Tally the lines that include "content". Output the number only.

+++++

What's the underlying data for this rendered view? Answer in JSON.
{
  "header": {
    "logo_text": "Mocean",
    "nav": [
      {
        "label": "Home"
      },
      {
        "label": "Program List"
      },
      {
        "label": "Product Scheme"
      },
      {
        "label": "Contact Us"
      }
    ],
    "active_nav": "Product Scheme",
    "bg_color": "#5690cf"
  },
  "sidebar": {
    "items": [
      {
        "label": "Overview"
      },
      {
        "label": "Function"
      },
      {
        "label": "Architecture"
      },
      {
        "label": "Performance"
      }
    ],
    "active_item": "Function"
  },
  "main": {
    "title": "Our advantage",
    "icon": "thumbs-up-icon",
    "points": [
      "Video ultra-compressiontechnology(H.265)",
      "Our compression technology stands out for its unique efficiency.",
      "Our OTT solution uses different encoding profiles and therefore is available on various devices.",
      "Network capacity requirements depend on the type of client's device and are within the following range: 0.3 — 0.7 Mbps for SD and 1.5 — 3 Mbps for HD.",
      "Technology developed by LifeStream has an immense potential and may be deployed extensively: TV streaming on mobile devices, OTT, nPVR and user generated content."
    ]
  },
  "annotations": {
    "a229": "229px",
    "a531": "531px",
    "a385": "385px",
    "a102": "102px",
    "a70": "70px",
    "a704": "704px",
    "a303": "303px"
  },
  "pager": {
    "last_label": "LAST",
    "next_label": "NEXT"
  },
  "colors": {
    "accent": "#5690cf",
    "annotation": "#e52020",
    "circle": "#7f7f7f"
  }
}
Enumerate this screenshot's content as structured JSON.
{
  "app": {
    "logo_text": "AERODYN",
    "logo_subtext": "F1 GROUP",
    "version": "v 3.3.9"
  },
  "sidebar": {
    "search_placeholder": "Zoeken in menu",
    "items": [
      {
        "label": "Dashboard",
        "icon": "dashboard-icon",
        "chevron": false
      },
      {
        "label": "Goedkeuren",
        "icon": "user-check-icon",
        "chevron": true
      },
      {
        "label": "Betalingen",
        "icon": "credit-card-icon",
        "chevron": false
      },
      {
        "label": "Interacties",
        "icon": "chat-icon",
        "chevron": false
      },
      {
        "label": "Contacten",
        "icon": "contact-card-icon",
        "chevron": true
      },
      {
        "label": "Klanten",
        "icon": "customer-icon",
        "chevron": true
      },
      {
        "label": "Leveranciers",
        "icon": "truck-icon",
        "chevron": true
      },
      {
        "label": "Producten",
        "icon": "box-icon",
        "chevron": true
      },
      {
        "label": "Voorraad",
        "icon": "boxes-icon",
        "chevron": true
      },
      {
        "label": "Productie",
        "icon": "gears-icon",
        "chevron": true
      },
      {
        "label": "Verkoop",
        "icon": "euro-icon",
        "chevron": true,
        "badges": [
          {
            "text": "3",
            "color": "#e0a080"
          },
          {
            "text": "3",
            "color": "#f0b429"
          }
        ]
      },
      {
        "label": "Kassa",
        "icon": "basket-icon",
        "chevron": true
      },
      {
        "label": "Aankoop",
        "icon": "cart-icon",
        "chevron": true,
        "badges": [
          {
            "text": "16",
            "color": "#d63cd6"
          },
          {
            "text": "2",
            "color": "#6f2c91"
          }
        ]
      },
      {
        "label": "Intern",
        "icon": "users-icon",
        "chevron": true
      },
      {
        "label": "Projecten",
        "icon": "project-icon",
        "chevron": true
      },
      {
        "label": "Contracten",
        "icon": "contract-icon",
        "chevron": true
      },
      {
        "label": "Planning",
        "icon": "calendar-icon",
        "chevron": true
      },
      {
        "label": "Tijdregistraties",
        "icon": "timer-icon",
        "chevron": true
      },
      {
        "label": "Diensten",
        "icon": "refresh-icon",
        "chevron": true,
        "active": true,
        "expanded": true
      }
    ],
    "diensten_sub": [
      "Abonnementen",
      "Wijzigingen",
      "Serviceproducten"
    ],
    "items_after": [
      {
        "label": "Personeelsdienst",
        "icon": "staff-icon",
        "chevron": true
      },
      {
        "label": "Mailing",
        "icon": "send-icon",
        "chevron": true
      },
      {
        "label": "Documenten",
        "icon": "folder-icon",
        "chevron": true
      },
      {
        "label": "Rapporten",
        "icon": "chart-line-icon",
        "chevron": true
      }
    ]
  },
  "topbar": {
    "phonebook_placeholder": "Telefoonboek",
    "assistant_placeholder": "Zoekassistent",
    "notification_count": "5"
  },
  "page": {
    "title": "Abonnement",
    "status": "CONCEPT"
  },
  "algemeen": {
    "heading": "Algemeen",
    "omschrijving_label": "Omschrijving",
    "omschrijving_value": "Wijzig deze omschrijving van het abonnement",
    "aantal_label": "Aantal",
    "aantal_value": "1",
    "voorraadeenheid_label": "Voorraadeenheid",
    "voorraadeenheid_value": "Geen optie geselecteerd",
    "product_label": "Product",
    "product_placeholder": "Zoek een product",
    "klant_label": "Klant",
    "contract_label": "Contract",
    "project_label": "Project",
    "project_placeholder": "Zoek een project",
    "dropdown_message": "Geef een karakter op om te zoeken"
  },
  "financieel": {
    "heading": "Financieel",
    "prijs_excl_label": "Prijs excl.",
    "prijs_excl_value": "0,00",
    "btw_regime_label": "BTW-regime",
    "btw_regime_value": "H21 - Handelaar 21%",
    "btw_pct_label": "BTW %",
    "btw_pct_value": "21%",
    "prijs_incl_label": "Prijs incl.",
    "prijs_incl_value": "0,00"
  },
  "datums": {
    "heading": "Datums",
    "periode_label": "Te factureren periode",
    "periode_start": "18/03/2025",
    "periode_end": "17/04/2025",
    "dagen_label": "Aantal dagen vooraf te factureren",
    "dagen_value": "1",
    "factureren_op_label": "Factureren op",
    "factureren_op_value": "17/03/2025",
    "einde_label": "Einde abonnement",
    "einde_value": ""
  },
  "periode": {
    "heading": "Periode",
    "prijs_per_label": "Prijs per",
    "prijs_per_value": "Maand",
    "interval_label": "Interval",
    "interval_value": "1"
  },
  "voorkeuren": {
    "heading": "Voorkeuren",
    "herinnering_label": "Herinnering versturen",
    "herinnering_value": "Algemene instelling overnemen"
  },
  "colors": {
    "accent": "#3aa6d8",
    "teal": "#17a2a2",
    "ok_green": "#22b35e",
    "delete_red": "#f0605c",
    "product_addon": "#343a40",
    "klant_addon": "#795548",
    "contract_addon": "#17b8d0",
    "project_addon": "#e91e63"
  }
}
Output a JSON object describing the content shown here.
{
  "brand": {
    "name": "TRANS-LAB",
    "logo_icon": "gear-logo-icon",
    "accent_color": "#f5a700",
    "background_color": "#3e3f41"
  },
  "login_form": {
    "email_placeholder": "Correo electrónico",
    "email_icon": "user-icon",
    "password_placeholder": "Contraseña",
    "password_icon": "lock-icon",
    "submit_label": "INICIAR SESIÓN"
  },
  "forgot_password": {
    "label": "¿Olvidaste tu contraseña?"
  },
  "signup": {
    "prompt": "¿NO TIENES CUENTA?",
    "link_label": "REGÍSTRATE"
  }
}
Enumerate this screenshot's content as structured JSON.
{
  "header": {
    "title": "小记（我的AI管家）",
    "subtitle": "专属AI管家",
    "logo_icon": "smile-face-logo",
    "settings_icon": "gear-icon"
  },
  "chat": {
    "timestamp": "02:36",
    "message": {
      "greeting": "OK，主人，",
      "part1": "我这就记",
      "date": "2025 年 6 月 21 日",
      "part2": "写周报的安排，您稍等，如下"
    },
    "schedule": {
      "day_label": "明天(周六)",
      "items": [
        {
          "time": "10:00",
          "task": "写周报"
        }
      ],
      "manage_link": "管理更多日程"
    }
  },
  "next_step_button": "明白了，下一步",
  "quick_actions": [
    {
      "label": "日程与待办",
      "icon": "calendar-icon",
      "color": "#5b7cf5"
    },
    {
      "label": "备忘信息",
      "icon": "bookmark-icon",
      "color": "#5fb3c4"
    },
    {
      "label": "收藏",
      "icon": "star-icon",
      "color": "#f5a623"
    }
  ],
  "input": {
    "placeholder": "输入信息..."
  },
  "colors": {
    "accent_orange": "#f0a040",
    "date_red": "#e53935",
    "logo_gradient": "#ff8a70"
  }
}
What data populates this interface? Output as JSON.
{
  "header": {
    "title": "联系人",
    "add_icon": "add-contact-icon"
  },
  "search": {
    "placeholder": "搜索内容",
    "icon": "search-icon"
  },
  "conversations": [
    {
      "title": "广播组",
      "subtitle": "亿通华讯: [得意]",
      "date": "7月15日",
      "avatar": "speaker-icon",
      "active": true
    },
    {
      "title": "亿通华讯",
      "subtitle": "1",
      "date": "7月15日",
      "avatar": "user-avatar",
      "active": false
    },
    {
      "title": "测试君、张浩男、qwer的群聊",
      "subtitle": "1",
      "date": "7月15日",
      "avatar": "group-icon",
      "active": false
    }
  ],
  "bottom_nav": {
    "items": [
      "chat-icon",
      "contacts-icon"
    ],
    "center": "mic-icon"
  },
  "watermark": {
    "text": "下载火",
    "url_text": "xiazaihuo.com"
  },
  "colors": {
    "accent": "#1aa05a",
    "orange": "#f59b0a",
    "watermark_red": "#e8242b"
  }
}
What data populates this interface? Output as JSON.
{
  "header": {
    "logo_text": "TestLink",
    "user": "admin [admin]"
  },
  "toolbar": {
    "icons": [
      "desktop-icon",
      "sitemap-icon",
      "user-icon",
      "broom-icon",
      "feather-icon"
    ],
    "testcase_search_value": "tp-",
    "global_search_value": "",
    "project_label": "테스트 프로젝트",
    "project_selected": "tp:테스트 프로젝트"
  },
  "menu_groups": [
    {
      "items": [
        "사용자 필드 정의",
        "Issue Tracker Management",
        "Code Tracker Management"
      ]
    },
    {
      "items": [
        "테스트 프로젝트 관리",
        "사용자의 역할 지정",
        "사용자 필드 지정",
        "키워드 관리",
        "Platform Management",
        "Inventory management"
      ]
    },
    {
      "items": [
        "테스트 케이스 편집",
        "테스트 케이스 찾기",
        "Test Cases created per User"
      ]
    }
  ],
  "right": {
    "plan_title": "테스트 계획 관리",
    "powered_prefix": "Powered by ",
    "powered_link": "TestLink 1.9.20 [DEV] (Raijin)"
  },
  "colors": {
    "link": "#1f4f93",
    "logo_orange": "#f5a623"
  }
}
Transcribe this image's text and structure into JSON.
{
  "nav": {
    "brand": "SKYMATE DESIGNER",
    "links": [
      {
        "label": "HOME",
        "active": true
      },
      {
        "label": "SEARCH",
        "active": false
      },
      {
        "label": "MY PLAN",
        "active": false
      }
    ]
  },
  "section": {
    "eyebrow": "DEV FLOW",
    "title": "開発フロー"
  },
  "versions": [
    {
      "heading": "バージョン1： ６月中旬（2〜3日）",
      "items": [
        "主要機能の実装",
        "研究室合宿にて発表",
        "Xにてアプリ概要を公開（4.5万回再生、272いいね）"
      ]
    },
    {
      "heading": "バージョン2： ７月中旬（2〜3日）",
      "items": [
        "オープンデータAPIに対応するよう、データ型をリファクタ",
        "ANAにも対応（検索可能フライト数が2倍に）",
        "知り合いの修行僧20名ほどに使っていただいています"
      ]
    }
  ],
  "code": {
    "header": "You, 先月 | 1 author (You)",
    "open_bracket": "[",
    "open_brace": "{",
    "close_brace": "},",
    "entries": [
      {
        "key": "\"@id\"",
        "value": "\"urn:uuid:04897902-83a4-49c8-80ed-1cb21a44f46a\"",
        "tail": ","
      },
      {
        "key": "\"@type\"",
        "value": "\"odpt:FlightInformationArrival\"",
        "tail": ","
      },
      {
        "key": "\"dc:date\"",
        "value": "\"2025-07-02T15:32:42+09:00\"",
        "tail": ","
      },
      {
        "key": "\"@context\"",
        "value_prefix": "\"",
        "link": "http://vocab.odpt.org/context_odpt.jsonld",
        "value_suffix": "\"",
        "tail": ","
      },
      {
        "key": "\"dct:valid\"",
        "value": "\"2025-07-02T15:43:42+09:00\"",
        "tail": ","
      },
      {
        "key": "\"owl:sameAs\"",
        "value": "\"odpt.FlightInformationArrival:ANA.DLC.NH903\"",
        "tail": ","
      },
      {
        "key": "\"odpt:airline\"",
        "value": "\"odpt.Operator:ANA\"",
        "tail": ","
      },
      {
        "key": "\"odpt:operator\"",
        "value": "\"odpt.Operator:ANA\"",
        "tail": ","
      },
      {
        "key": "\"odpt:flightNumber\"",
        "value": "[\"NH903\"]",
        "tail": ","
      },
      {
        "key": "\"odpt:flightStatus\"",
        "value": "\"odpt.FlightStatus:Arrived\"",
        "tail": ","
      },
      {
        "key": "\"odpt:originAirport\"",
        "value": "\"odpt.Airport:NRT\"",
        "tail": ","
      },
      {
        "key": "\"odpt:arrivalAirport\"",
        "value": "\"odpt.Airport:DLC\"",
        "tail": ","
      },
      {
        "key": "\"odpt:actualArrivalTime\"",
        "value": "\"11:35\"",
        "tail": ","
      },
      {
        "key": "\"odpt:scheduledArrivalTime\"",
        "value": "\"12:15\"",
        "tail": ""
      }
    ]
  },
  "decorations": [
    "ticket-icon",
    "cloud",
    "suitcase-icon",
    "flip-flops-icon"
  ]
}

+++++

Result of this exercise
4